A run of records
►
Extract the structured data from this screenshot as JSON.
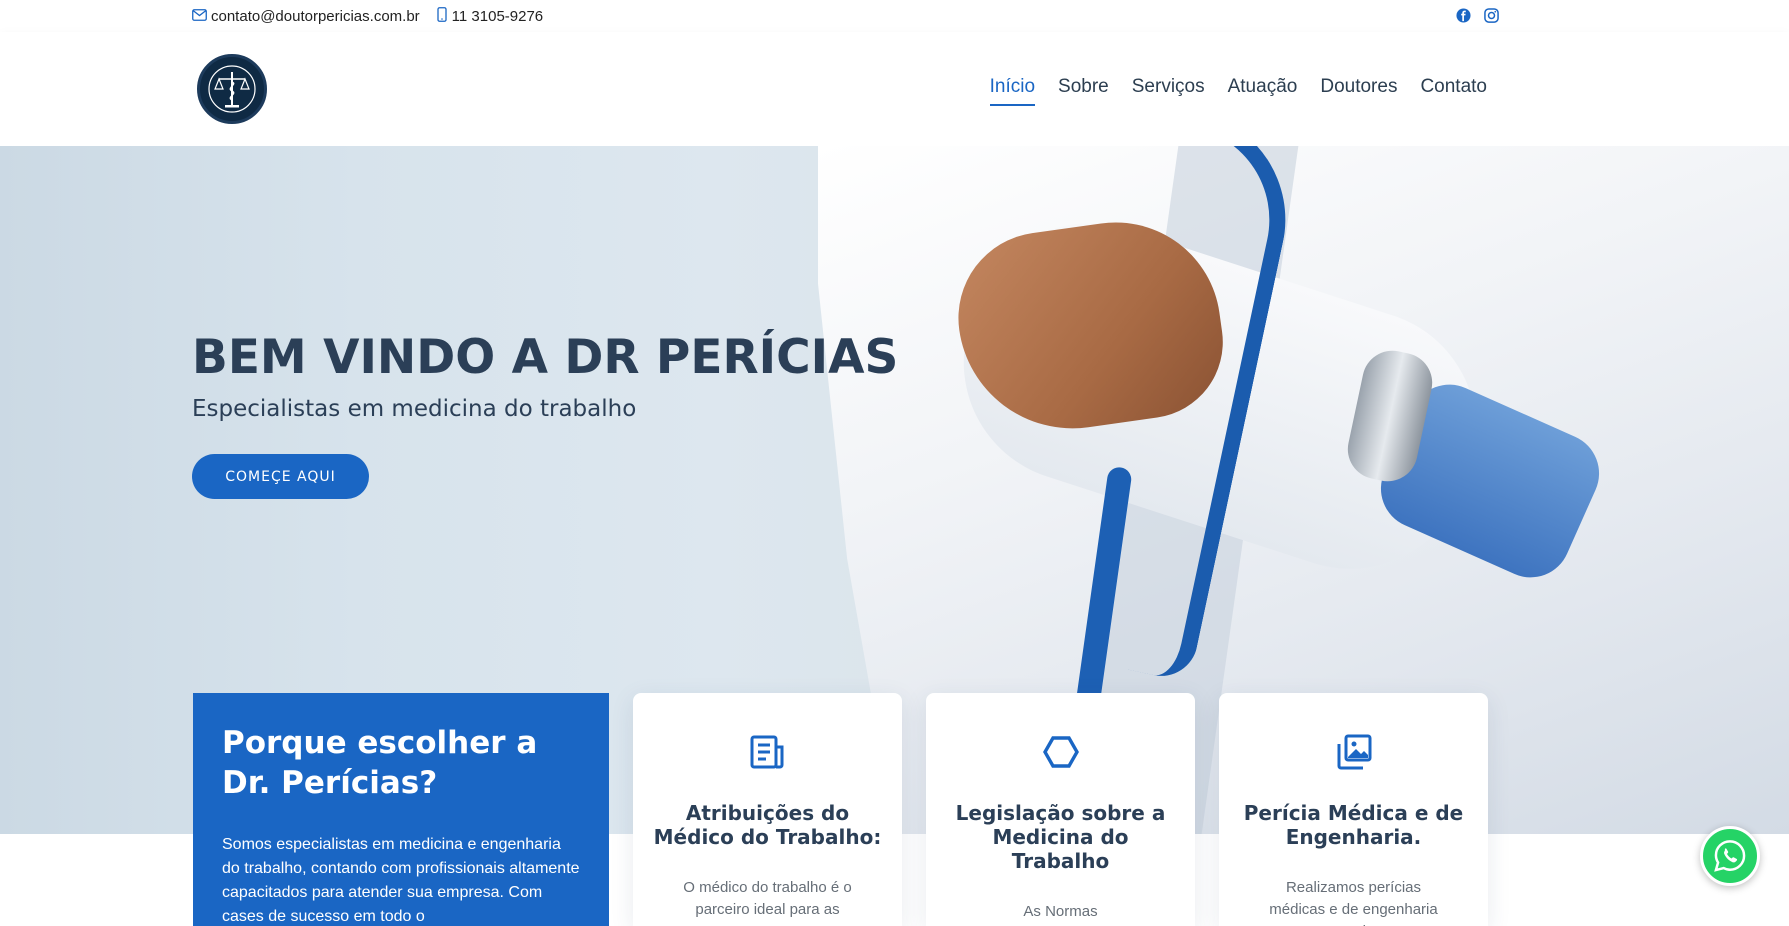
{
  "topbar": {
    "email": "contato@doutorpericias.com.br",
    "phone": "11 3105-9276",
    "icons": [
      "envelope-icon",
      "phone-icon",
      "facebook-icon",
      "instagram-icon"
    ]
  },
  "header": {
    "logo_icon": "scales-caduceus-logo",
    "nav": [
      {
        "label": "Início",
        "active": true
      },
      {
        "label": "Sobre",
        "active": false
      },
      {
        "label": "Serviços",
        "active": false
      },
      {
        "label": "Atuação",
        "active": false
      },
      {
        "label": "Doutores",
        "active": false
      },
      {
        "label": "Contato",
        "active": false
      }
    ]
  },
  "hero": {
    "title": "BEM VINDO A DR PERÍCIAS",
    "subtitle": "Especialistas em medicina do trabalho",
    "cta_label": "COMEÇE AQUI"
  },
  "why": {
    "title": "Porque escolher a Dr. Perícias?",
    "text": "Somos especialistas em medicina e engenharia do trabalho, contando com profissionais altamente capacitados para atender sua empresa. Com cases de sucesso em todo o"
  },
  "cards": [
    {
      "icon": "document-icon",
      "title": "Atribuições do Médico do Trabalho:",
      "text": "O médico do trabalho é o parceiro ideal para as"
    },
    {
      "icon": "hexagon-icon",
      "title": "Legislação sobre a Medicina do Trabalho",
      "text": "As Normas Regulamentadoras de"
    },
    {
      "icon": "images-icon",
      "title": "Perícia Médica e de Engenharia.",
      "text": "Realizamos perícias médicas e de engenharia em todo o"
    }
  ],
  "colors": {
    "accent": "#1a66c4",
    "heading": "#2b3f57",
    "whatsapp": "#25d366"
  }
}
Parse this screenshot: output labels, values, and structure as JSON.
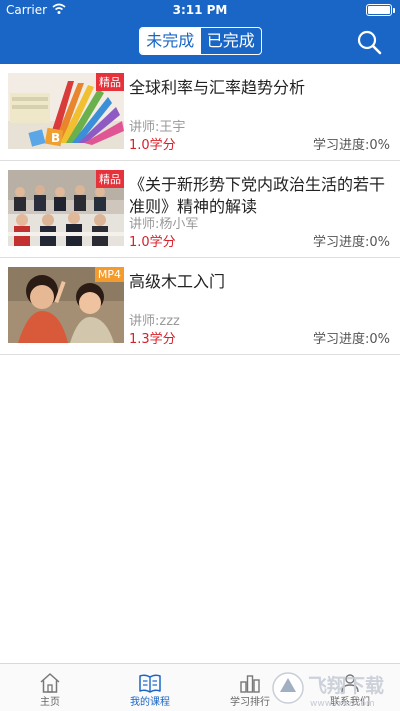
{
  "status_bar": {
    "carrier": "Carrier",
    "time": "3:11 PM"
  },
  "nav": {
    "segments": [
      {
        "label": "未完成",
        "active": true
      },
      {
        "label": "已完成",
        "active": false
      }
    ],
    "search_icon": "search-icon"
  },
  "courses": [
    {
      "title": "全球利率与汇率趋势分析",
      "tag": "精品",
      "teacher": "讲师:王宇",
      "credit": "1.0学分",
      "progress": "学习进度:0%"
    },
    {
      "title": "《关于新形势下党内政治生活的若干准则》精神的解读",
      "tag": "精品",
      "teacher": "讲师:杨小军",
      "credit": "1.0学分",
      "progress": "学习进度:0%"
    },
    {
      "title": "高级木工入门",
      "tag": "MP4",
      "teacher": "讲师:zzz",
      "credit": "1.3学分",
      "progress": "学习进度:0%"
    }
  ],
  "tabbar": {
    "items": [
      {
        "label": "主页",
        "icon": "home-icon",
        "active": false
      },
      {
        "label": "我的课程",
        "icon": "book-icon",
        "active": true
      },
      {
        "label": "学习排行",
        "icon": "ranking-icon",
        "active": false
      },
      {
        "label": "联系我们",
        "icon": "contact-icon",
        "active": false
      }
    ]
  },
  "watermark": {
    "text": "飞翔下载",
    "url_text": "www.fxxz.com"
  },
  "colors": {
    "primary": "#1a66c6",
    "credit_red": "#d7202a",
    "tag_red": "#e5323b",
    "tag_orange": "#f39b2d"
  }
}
◄
## [EXERCISE BRIEF]
Reproduce the whole listing above word for word, but not its pictures.

## [OUTPUT FOR THIS TASK]
Extract the structured data from this screenshot as JSON.
{
  "topbar": {
    "email": "contato@doutorpericias.com.br",
    "phone": "11 3105-9276",
    "icons": [
      "envelope-icon",
      "phone-icon",
      "facebook-icon",
      "instagram-icon"
    ]
  },
  "header": {
    "logo_icon": "scales-caduceus-logo",
    "nav": [
      {
        "label": "Início",
        "active": true
      },
      {
        "label": "Sobre",
        "active": false
      },
      {
        "label": "Serviços",
        "active": false
      },
      {
        "label": "Atuação",
        "active": false
      },
      {
        "label": "Doutores",
        "active": false
      },
      {
        "label": "Contato",
        "active": false
      }
    ]
  },
  "hero": {
    "title": "BEM VINDO A DR PERÍCIAS",
    "subtitle": "Especialistas em medicina do trabalho",
    "cta_label": "COMEÇE AQUI"
  },
  "why": {
    "title": "Porque escolher a Dr. Perícias?",
    "text": "Somos especialistas em medicina e engenharia do trabalho, contando com profissionais altamente capacitados para atender sua empresa. Com cases de sucesso em todo o"
  },
  "cards": [
    {
      "icon": "document-icon",
      "title": "Atribuições do Médico do Trabalho:",
      "text": "O médico do trabalho é o parceiro ideal para as"
    },
    {
      "icon": "hexagon-icon",
      "title": "Legislação sobre a Medicina do Trabalho",
      "text": "As Normas Regulamentadoras de"
    },
    {
      "icon": "images-icon",
      "title": "Perícia Médica e de Engenharia.",
      "text": "Realizamos perícias médicas e de engenharia em todo o"
    }
  ],
  "colors": {
    "accent": "#1a66c4",
    "heading": "#2b3f57",
    "whatsapp": "#25d366"
  }
}
Parse this screenshot: output labels, values, and structure as JSON.
{
  "status_bar": {
    "carrier": "Carrier",
    "time": "3:11 PM"
  },
  "nav": {
    "segments": [
      {
        "label": "未完成",
        "active": true
      },
      {
        "label": "已完成",
        "active": false
      }
    ],
    "search_icon": "search-icon"
  },
  "courses": [
    {
      "title": "全球利率与汇率趋势分析",
      "tag": "精品",
      "teacher": "讲师:王宇",
      "credit": "1.0学分",
      "progress": "学习进度:0%"
    },
    {
      "title": "《关于新形势下党内政治生活的若干准则》精神的解读",
      "tag": "精品",
      "teacher": "讲师:杨小军",
      "credit": "1.0学分",
      "progress": "学习进度:0%"
    },
    {
      "title": "高级木工入门",
      "tag": "MP4",
      "teacher": "讲师:zzz",
      "credit": "1.3学分",
      "progress": "学习进度:0%"
    }
  ],
  "tabbar": {
    "items": [
      {
        "label": "主页",
        "icon": "home-icon",
        "active": false
      },
      {
        "label": "我的课程",
        "icon": "book-icon",
        "active": true
      },
      {
        "label": "学习排行",
        "icon": "ranking-icon",
        "active": false
      },
      {
        "label": "联系我们",
        "icon": "contact-icon",
        "active": false
      }
    ]
  },
  "watermark": {
    "text": "飞翔下载",
    "url_text": "www.fxxz.com"
  },
  "colors": {
    "primary": "#1a66c6",
    "credit_red": "#d7202a",
    "tag_red": "#e5323b",
    "tag_orange": "#f39b2d"
  }
}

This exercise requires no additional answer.